Repeat each line of the material exactly.

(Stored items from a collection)
___
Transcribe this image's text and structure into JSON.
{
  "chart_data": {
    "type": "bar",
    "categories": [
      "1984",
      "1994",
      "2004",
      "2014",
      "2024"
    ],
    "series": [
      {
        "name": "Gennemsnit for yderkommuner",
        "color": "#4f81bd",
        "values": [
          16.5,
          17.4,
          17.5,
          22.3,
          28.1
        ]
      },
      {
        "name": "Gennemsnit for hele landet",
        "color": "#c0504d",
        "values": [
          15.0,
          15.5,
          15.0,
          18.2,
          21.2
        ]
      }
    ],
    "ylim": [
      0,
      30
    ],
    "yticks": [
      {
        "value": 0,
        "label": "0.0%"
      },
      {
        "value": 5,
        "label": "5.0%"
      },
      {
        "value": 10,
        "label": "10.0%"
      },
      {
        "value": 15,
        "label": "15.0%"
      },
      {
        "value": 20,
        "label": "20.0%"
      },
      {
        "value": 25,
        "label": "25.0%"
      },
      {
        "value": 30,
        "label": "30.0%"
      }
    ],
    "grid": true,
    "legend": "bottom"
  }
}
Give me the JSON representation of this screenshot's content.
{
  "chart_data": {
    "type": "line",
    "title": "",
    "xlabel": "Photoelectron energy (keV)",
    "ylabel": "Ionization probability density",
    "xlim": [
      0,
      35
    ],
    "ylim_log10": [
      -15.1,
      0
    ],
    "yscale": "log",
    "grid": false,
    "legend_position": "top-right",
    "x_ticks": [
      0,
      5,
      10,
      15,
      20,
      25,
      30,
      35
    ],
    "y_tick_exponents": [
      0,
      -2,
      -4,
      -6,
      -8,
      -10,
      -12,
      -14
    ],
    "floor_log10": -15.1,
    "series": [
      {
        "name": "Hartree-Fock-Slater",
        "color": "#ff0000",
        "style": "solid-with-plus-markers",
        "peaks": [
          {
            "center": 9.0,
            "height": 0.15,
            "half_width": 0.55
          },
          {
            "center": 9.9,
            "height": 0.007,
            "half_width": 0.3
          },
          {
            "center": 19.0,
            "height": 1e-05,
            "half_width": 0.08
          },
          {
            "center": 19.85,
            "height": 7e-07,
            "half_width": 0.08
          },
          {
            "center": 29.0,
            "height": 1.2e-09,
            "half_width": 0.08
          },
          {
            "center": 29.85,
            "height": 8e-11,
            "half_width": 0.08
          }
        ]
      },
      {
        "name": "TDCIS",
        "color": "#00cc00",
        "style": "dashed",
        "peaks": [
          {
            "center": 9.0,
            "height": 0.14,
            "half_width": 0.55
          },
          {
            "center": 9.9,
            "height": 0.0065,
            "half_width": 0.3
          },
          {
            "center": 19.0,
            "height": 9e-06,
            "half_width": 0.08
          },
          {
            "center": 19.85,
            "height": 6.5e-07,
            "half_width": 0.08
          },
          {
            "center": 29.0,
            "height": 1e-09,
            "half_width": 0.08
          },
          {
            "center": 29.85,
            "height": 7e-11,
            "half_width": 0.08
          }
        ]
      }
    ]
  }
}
___
*Written reply*
Transcribe this image's text and structure into JSON.
{
  "chart_data": {
    "type": "bar",
    "categories": [
      "1984",
      "1994",
      "2004",
      "2014",
      "2024"
    ],
    "series": [
      {
        "name": "Gennemsnit for yderkommuner",
        "color": "#4f81bd",
        "values": [
          16.5,
          17.4,
          17.5,
          22.3,
          28.1
        ]
      },
      {
        "name": "Gennemsnit for hele landet",
        "color": "#c0504d",
        "values": [
          15.0,
          15.5,
          15.0,
          18.2,
          21.2
        ]
      }
    ],
    "ylim": [
      0,
      30
    ],
    "yticks": [
      {
        "value": 0,
        "label": "0.0%"
      },
      {
        "value": 5,
        "label": "5.0%"
      },
      {
        "value": 10,
        "label": "10.0%"
      },
      {
        "value": 15,
        "label": "15.0%"
      },
      {
        "value": 20,
        "label": "20.0%"
      },
      {
        "value": 25,
        "label": "25.0%"
      },
      {
        "value": 30,
        "label": "30.0%"
      }
    ],
    "grid": true,
    "legend": "bottom"
  }
}
Give me the JSON representation of this screenshot's content.
{
  "chart_data": {
    "type": "line",
    "title": "",
    "xlabel": "Photoelectron energy (keV)",
    "ylabel": "Ionization probability density",
    "xlim": [
      0,
      35
    ],
    "ylim_log10": [
      -15.1,
      0
    ],
    "yscale": "log",
    "grid": false,
    "legend_position": "top-right",
    "x_ticks": [
      0,
      5,
      10,
      15,
      20,
      25,
      30,
      35
    ],
    "y_tick_exponents": [
      0,
      -2,
      -4,
      -6,
      -8,
      -10,
      -12,
      -14
    ],
    "floor_log10": -15.1,
    "series": [
      {
        "name": "Hartree-Fock-Slater",
        "color": "#ff0000",
        "style": "solid-with-plus-markers",
        "peaks": [
          {
            "center": 9.0,
            "height": 0.15,
            "half_width": 0.55
          },
          {
            "center": 9.9,
            "height": 0.007,
            "half_width": 0.3
          },
          {
            "center": 19.0,
            "height": 1e-05,
            "half_width": 0.08
          },
          {
            "center": 19.85,
            "height": 7e-07,
            "half_width": 0.08
          },
          {
            "center": 29.0,
            "height": 1.2e-09,
            "half_width": 0.08
          },
          {
            "center": 29.85,
            "height": 8e-11,
            "half_width": 0.08
          }
        ]
      },
      {
        "name": "TDCIS",
        "color": "#00cc00",
        "style": "dashed",
        "peaks": [
          {
            "center": 9.0,
            "height": 0.14,
            "half_width": 0.55
          },
          {
            "center": 9.9,
            "height": 0.0065,
            "half_width": 0.3
          },
          {
            "center": 19.0,
            "height": 9e-06,
            "half_width": 0.08
          },
          {
            "center": 19.85,
            "height": 6.5e-07,
            "half_width": 0.08
          },
          {
            "center": 29.0,
            "height": 1e-09,
            "half_width": 0.08
          },
          {
            "center": 29.85,
            "height": 7e-11,
            "half_width": 0.08
          }
        ]
      }
    ]
  }
}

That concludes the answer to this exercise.